--- Task goal ---
The records below must be output exactly, without pictures.

--- Material for this exercise ---
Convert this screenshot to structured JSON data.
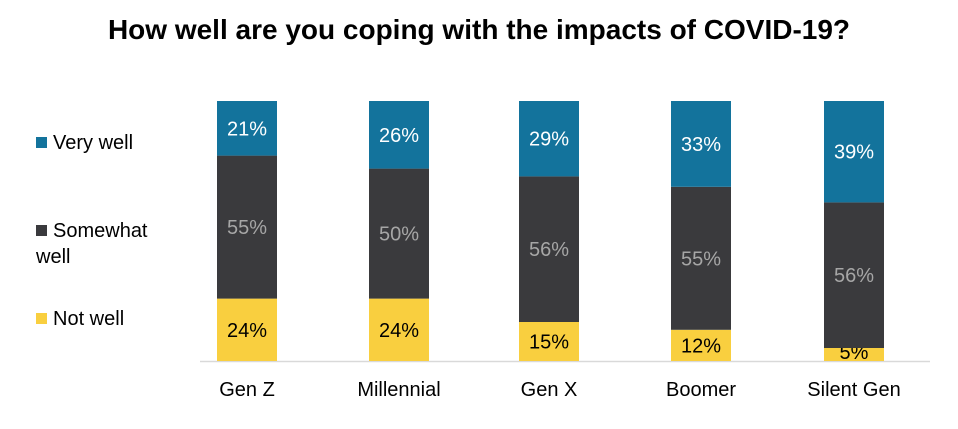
{
  "chart_data": {
    "type": "bar",
    "stacked": true,
    "title": "How well are you coping with the impacts of COVID-19?",
    "xlabel": "",
    "ylabel": "",
    "categories": [
      "Gen Z",
      "Millennial",
      "Gen X",
      "Boomer",
      "Silent Gen"
    ],
    "series": [
      {
        "name": "Not well",
        "color": "#f9cf3f",
        "label_color": "#000000",
        "values": [
          24,
          24,
          15,
          12,
          5
        ]
      },
      {
        "name": "Somewhat well",
        "color": "#3a3a3d",
        "label_color": "#a6a6a6",
        "values": [
          55,
          50,
          56,
          55,
          56
        ]
      },
      {
        "name": "Very well",
        "color": "#13739c",
        "label_color": "#ffffff",
        "values": [
          21,
          26,
          29,
          33,
          39
        ]
      }
    ],
    "value_format": "percent",
    "grid": false,
    "legend_placement": "left"
  }
}
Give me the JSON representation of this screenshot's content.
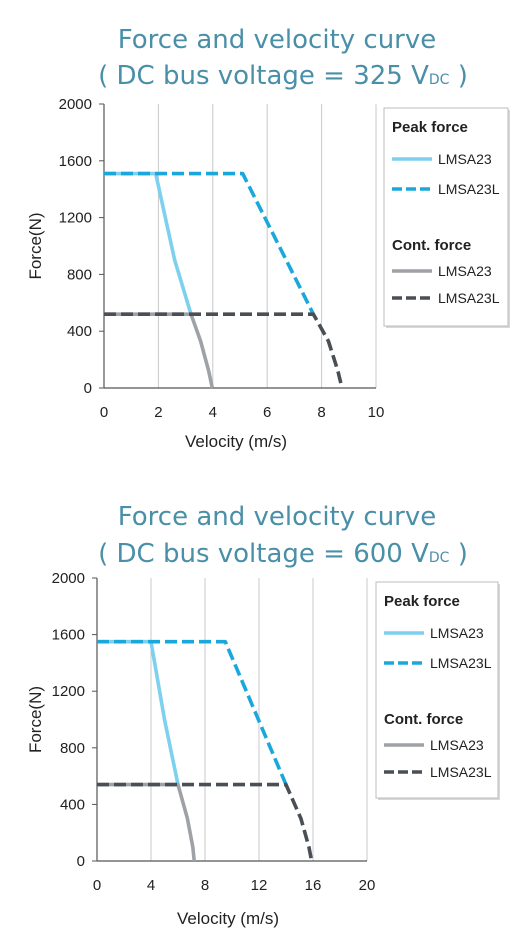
{
  "chart_data": [
    {
      "type": "line",
      "title_main": "Force and velocity curve",
      "title_sub_prefix": "( DC bus voltage = 325 V",
      "title_sub_unit": "DC",
      "title_sub_suffix": ")",
      "xlabel": "Velocity (m/s)",
      "ylabel": "Force(N)",
      "xlim": [
        0,
        10
      ],
      "ylim": [
        0,
        2000
      ],
      "xticks": [
        0,
        2,
        4,
        6,
        8,
        10
      ],
      "yticks": [
        0,
        400,
        800,
        1200,
        1600,
        2000
      ],
      "grid": true,
      "legend_position": "right",
      "legend_groups": [
        {
          "heading": "Peak force",
          "entries": [
            "LMSA23",
            "LMSA23L"
          ]
        },
        {
          "heading": "Cont. force",
          "entries": [
            "LMSA23",
            "LMSA23L"
          ]
        }
      ],
      "series": [
        {
          "name": "LMSA23",
          "group": "Peak force",
          "color": "#7dd0ee",
          "dash": false,
          "x": [
            0,
            1.9,
            2.6,
            3.2
          ],
          "y": [
            1510,
            1510,
            900,
            520
          ]
        },
        {
          "name": "LMSA23L",
          "group": "Peak force",
          "color": "#1aa8dc",
          "dash": true,
          "x": [
            0,
            5.1,
            7.7
          ],
          "y": [
            1510,
            1510,
            520
          ]
        },
        {
          "name": "LMSA23",
          "group": "Cont. force",
          "color": "#9ea2a6",
          "dash": false,
          "x": [
            0,
            3.2,
            3.55,
            3.85,
            3.98
          ],
          "y": [
            520,
            520,
            330,
            120,
            0
          ]
        },
        {
          "name": "LMSA23L",
          "group": "Cont. force",
          "color": "#4a4f55",
          "dash": true,
          "x": [
            0,
            7.7,
            8.25,
            8.6,
            8.75
          ],
          "y": [
            520,
            520,
            330,
            120,
            0
          ]
        }
      ]
    },
    {
      "type": "line",
      "title_main": "Force and velocity curve",
      "title_sub_prefix": "( DC bus voltage = 600 V",
      "title_sub_unit": "DC",
      "title_sub_suffix": ")",
      "xlabel": "Velocity (m/s)",
      "ylabel": "Force(N)",
      "xlim": [
        0,
        20
      ],
      "ylim": [
        0,
        2000
      ],
      "xticks": [
        0,
        4,
        8,
        12,
        16,
        20
      ],
      "yticks": [
        0,
        400,
        800,
        1200,
        1600,
        2000
      ],
      "grid": true,
      "legend_position": "right",
      "legend_groups": [
        {
          "heading": "Peak force",
          "entries": [
            "LMSA23",
            "LMSA23L"
          ]
        },
        {
          "heading": "Cont. force",
          "entries": [
            "LMSA23",
            "LMSA23L"
          ]
        }
      ],
      "series": [
        {
          "name": "LMSA23",
          "group": "Peak force",
          "color": "#7dd0ee",
          "dash": false,
          "x": [
            0,
            4,
            5,
            6
          ],
          "y": [
            1550,
            1550,
            1000,
            540
          ]
        },
        {
          "name": "LMSA23L",
          "group": "Peak force",
          "color": "#1aa8dc",
          "dash": true,
          "x": [
            0,
            9.5,
            14
          ],
          "y": [
            1550,
            1550,
            540
          ]
        },
        {
          "name": "LMSA23",
          "group": "Cont. force",
          "color": "#9ea2a6",
          "dash": false,
          "x": [
            0,
            6,
            6.7,
            7.1,
            7.2
          ],
          "y": [
            540,
            540,
            300,
            100,
            0
          ]
        },
        {
          "name": "LMSA23L",
          "group": "Cont. force",
          "color": "#4a4f55",
          "dash": true,
          "x": [
            0,
            14,
            15.1,
            15.7,
            15.9
          ],
          "y": [
            540,
            540,
            300,
            100,
            0
          ]
        }
      ]
    }
  ]
}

--- Full answer ---
Convert this screenshot to structured JSON data.
{
  "chart_data": {
    "type": "bar",
    "stacked": true,
    "title": "How well are you coping with the impacts of COVID-19?",
    "xlabel": "",
    "ylabel": "",
    "categories": [
      "Gen Z",
      "Millennial",
      "Gen X",
      "Boomer",
      "Silent Gen"
    ],
    "series": [
      {
        "name": "Not well",
        "color": "#f9cf3f",
        "label_color": "#000000",
        "values": [
          24,
          24,
          15,
          12,
          5
        ]
      },
      {
        "name": "Somewhat well",
        "color": "#3a3a3d",
        "label_color": "#a6a6a6",
        "values": [
          55,
          50,
          56,
          55,
          56
        ]
      },
      {
        "name": "Very well",
        "color": "#13739c",
        "label_color": "#ffffff",
        "values": [
          21,
          26,
          29,
          33,
          39
        ]
      }
    ],
    "value_format": "percent",
    "grid": false,
    "legend_placement": "left"
  }
}
Give me the JSON representation of this screenshot's content.
{
  "chart_data": [
    {
      "type": "line",
      "title_main": "Force and velocity curve",
      "title_sub_prefix": "( DC bus voltage = 325 V",
      "title_sub_unit": "DC",
      "title_sub_suffix": ")",
      "xlabel": "Velocity (m/s)",
      "ylabel": "Force(N)",
      "xlim": [
        0,
        10
      ],
      "ylim": [
        0,
        2000
      ],
      "xticks": [
        0,
        2,
        4,
        6,
        8,
        10
      ],
      "yticks": [
        0,
        400,
        800,
        1200,
        1600,
        2000
      ],
      "grid": true,
      "legend_position": "right",
      "legend_groups": [
        {
          "heading": "Peak force",
          "entries": [
            "LMSA23",
            "LMSA23L"
          ]
        },
        {
          "heading": "Cont. force",
          "entries": [
            "LMSA23",
            "LMSA23L"
          ]
        }
      ],
      "series": [
        {
          "name": "LMSA23",
          "group": "Peak force",
          "color": "#7dd0ee",
          "dash": false,
          "x": [
            0,
            1.9,
            2.6,
            3.2
          ],
          "y": [
            1510,
            1510,
            900,
            520
          ]
        },
        {
          "name": "LMSA23L",
          "group": "Peak force",
          "color": "#1aa8dc",
          "dash": true,
          "x": [
            0,
            5.1,
            7.7
          ],
          "y": [
            1510,
            1510,
            520
          ]
        },
        {
          "name": "LMSA23",
          "group": "Cont. force",
          "color": "#9ea2a6",
          "dash": false,
          "x": [
            0,
            3.2,
            3.55,
            3.85,
            3.98
          ],
          "y": [
            520,
            520,
            330,
            120,
            0
          ]
        },
        {
          "name": "LMSA23L",
          "group": "Cont. force",
          "color": "#4a4f55",
          "dash": true,
          "x": [
            0,
            7.7,
            8.25,
            8.6,
            8.75
          ],
          "y": [
            520,
            520,
            330,
            120,
            0
          ]
        }
      ]
    },
    {
      "type": "line",
      "title_main": "Force and velocity curve",
      "title_sub_prefix": "( DC bus voltage = 600 V",
      "title_sub_unit": "DC",
      "title_sub_suffix": ")",
      "xlabel": "Velocity (m/s)",
      "ylabel": "Force(N)",
      "xlim": [
        0,
        20
      ],
      "ylim": [
        0,
        2000
      ],
      "xticks": [
        0,
        4,
        8,
        12,
        16,
        20
      ],
      "yticks": [
        0,
        400,
        800,
        1200,
        1600,
        2000
      ],
      "grid": true,
      "legend_position": "right",
      "legend_groups": [
        {
          "heading": "Peak force",
          "entries": [
            "LMSA23",
            "LMSA23L"
          ]
        },
        {
          "heading": "Cont. force",
          "entries": [
            "LMSA23",
            "LMSA23L"
          ]
        }
      ],
      "series": [
        {
          "name": "LMSA23",
          "group": "Peak force",
          "color": "#7dd0ee",
          "dash": false,
          "x": [
            0,
            4,
            5,
            6
          ],
          "y": [
            1550,
            1550,
            1000,
            540
          ]
        },
        {
          "name": "LMSA23L",
          "group": "Peak force",
          "color": "#1aa8dc",
          "dash": true,
          "x": [
            0,
            9.5,
            14
          ],
          "y": [
            1550,
            1550,
            540
          ]
        },
        {
          "name": "LMSA23",
          "group": "Cont. force",
          "color": "#9ea2a6",
          "dash": false,
          "x": [
            0,
            6,
            6.7,
            7.1,
            7.2
          ],
          "y": [
            540,
            540,
            300,
            100,
            0
          ]
        },
        {
          "name": "LMSA23L",
          "group": "Cont. force",
          "color": "#4a4f55",
          "dash": true,
          "x": [
            0,
            14,
            15.1,
            15.7,
            15.9
          ],
          "y": [
            540,
            540,
            300,
            100,
            0
          ]
        }
      ]
    }
  ]
}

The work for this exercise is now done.